Go through the records underneath and write each one out again exactly.

[Extracted records]
--

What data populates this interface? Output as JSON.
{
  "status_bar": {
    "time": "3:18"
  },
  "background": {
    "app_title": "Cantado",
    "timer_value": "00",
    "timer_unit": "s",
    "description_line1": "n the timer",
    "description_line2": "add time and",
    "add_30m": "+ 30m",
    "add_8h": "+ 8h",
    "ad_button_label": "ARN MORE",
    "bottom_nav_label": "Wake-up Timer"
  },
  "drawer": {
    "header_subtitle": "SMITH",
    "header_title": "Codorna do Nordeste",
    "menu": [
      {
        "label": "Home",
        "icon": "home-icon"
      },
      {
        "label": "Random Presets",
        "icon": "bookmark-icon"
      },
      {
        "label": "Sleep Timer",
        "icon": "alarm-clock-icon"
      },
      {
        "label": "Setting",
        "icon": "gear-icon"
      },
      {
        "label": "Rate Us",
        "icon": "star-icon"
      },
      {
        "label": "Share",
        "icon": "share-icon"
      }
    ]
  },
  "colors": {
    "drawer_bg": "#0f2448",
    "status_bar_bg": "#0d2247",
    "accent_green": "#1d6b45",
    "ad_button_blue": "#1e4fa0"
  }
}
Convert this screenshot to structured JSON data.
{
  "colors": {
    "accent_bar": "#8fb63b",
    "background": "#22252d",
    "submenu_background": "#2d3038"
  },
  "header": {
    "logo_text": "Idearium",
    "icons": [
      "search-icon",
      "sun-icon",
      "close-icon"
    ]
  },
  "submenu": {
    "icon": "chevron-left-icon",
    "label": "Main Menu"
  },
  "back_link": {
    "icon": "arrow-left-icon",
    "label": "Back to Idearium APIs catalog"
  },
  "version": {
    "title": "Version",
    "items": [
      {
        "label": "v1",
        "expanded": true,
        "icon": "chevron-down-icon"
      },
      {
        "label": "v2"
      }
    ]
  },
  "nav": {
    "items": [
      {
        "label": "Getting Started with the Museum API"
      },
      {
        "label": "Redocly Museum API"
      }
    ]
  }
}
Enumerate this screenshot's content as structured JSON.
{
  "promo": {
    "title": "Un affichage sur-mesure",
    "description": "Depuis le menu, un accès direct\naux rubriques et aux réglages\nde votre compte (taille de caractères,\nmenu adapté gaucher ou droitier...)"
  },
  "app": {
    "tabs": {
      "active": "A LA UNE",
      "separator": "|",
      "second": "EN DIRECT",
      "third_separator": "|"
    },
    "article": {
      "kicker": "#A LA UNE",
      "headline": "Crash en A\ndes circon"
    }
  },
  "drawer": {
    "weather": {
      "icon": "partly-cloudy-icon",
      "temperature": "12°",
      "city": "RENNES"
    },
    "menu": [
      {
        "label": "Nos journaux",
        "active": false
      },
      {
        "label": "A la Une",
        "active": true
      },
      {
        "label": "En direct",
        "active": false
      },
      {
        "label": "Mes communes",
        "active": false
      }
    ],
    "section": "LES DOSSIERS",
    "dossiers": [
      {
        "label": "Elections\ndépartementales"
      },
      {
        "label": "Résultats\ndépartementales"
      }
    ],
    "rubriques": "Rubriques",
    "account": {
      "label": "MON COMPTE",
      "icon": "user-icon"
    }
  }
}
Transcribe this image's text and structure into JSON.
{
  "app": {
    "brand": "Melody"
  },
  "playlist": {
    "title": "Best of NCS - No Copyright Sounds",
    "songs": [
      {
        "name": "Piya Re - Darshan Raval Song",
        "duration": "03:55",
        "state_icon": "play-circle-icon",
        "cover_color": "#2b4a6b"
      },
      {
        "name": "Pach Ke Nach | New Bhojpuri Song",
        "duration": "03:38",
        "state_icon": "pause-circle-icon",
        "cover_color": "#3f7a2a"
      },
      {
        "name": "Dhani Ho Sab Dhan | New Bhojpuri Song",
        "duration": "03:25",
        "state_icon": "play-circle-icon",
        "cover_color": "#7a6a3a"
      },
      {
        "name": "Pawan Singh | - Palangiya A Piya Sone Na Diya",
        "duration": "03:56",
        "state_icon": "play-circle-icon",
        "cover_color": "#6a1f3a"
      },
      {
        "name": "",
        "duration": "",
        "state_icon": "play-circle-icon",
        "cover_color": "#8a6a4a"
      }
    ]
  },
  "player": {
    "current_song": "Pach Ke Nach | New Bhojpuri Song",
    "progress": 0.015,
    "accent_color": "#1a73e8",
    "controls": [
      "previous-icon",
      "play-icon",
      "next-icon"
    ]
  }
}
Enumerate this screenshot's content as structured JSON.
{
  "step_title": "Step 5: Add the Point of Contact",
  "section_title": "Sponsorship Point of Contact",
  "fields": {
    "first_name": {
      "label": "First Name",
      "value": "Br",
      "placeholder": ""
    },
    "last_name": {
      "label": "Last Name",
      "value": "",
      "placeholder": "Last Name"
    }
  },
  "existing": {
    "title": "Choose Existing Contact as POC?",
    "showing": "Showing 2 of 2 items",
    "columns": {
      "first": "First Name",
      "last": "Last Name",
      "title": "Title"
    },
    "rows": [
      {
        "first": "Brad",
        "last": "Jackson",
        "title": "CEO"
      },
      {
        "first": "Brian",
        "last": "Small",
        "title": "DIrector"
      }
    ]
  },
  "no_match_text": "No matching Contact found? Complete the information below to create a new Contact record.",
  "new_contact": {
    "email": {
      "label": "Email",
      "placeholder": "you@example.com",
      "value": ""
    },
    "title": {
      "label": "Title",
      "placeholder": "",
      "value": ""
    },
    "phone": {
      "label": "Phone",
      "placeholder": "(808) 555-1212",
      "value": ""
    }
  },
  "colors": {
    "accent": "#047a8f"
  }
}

--

> _ANSWER TO THE PROBLEM_:
What data populates this interface? Output as JSON.
{
  "status_bar": {
    "time": "3:18"
  },
  "background": {
    "app_title": "Cantado",
    "timer_value": "00",
    "timer_unit": "s",
    "description_line1": "n the timer",
    "description_line2": "add time and",
    "add_30m": "+ 30m",
    "add_8h": "+ 8h",
    "ad_button_label": "ARN MORE",
    "bottom_nav_label": "Wake-up Timer"
  },
  "drawer": {
    "header_subtitle": "SMITH",
    "header_title": "Codorna do Nordeste",
    "menu": [
      {
        "label": "Home",
        "icon": "home-icon"
      },
      {
        "label": "Random Presets",
        "icon": "bookmark-icon"
      },
      {
        "label": "Sleep Timer",
        "icon": "alarm-clock-icon"
      },
      {
        "label": "Setting",
        "icon": "gear-icon"
      },
      {
        "label": "Rate Us",
        "icon": "star-icon"
      },
      {
        "label": "Share",
        "icon": "share-icon"
      }
    ]
  },
  "colors": {
    "drawer_bg": "#0f2448",
    "status_bar_bg": "#0d2247",
    "accent_green": "#1d6b45",
    "ad_button_blue": "#1e4fa0"
  }
}
Convert this screenshot to structured JSON data.
{
  "colors": {
    "accent_bar": "#8fb63b",
    "background": "#22252d",
    "submenu_background": "#2d3038"
  },
  "header": {
    "logo_text": "Idearium",
    "icons": [
      "search-icon",
      "sun-icon",
      "close-icon"
    ]
  },
  "submenu": {
    "icon": "chevron-left-icon",
    "label": "Main Menu"
  },
  "back_link": {
    "icon": "arrow-left-icon",
    "label": "Back to Idearium APIs catalog"
  },
  "version": {
    "title": "Version",
    "items": [
      {
        "label": "v1",
        "expanded": true,
        "icon": "chevron-down-icon"
      },
      {
        "label": "v2"
      }
    ]
  },
  "nav": {
    "items": [
      {
        "label": "Getting Started with the Museum API"
      },
      {
        "label": "Redocly Museum API"
      }
    ]
  }
}
Enumerate this screenshot's content as structured JSON.
{
  "promo": {
    "title": "Un affichage sur-mesure",
    "description": "Depuis le menu, un accès direct\naux rubriques et aux réglages\nde votre compte (taille de caractères,\nmenu adapté gaucher ou droitier...)"
  },
  "app": {
    "tabs": {
      "active": "A LA UNE",
      "separator": "|",
      "second": "EN DIRECT",
      "third_separator": "|"
    },
    "article": {
      "kicker": "#A LA UNE",
      "headline": "Crash en A\ndes circon"
    }
  },
  "drawer": {
    "weather": {
      "icon": "partly-cloudy-icon",
      "temperature": "12°",
      "city": "RENNES"
    },
    "menu": [
      {
        "label": "Nos journaux",
        "active": false
      },
      {
        "label": "A la Une",
        "active": true
      },
      {
        "label": "En direct",
        "active": false
      },
      {
        "label": "Mes communes",
        "active": false
      }
    ],
    "section": "LES DOSSIERS",
    "dossiers": [
      {
        "label": "Elections\ndépartementales"
      },
      {
        "label": "Résultats\ndépartementales"
      }
    ],
    "rubriques": "Rubriques",
    "account": {
      "label": "MON COMPTE",
      "icon": "user-icon"
    }
  }
}
Transcribe this image's text and structure into JSON.
{
  "app": {
    "brand": "Melody"
  },
  "playlist": {
    "title": "Best of NCS - No Copyright Sounds",
    "songs": [
      {
        "name": "Piya Re - Darshan Raval Song",
        "duration": "03:55",
        "state_icon": "play-circle-icon",
        "cover_color": "#2b4a6b"
      },
      {
        "name": "Pach Ke Nach | New Bhojpuri Song",
        "duration": "03:38",
        "state_icon": "pause-circle-icon",
        "cover_color": "#3f7a2a"
      },
      {
        "name": "Dhani Ho Sab Dhan | New Bhojpuri Song",
        "duration": "03:25",
        "state_icon": "play-circle-icon",
        "cover_color": "#7a6a3a"
      },
      {
        "name": "Pawan Singh | - Palangiya A Piya Sone Na Diya",
        "duration": "03:56",
        "state_icon": "play-circle-icon",
        "cover_color": "#6a1f3a"
      },
      {
        "name": "",
        "duration": "",
        "state_icon": "play-circle-icon",
        "cover_color": "#8a6a4a"
      }
    ]
  },
  "player": {
    "current_song": "Pach Ke Nach | New Bhojpuri Song",
    "progress": 0.015,
    "accent_color": "#1a73e8",
    "controls": [
      "previous-icon",
      "play-icon",
      "next-icon"
    ]
  }
}
Enumerate this screenshot's content as structured JSON.
{
  "step_title": "Step 5: Add the Point of Contact",
  "section_title": "Sponsorship Point of Contact",
  "fields": {
    "first_name": {
      "label": "First Name",
      "value": "Br",
      "placeholder": ""
    },
    "last_name": {
      "label": "Last Name",
      "value": "",
      "placeholder": "Last Name"
    }
  },
  "existing": {
    "title": "Choose Existing Contact as POC?",
    "showing": "Showing 2 of 2 items",
    "columns": {
      "first": "First Name",
      "last": "Last Name",
      "title": "Title"
    },
    "rows": [
      {
        "first": "Brad",
        "last": "Jackson",
        "title": "CEO"
      },
      {
        "first": "Brian",
        "last": "Small",
        "title": "DIrector"
      }
    ]
  },
  "no_match_text": "No matching Contact found? Complete the information below to create a new Contact record.",
  "new_contact": {
    "email": {
      "label": "Email",
      "placeholder": "you@example.com",
      "value": ""
    },
    "title": {
      "label": "Title",
      "placeholder": "",
      "value": ""
    },
    "phone": {
      "label": "Phone",
      "placeholder": "(808) 555-1212",
      "value": ""
    }
  },
  "colors": {
    "accent": "#047a8f"
  }
}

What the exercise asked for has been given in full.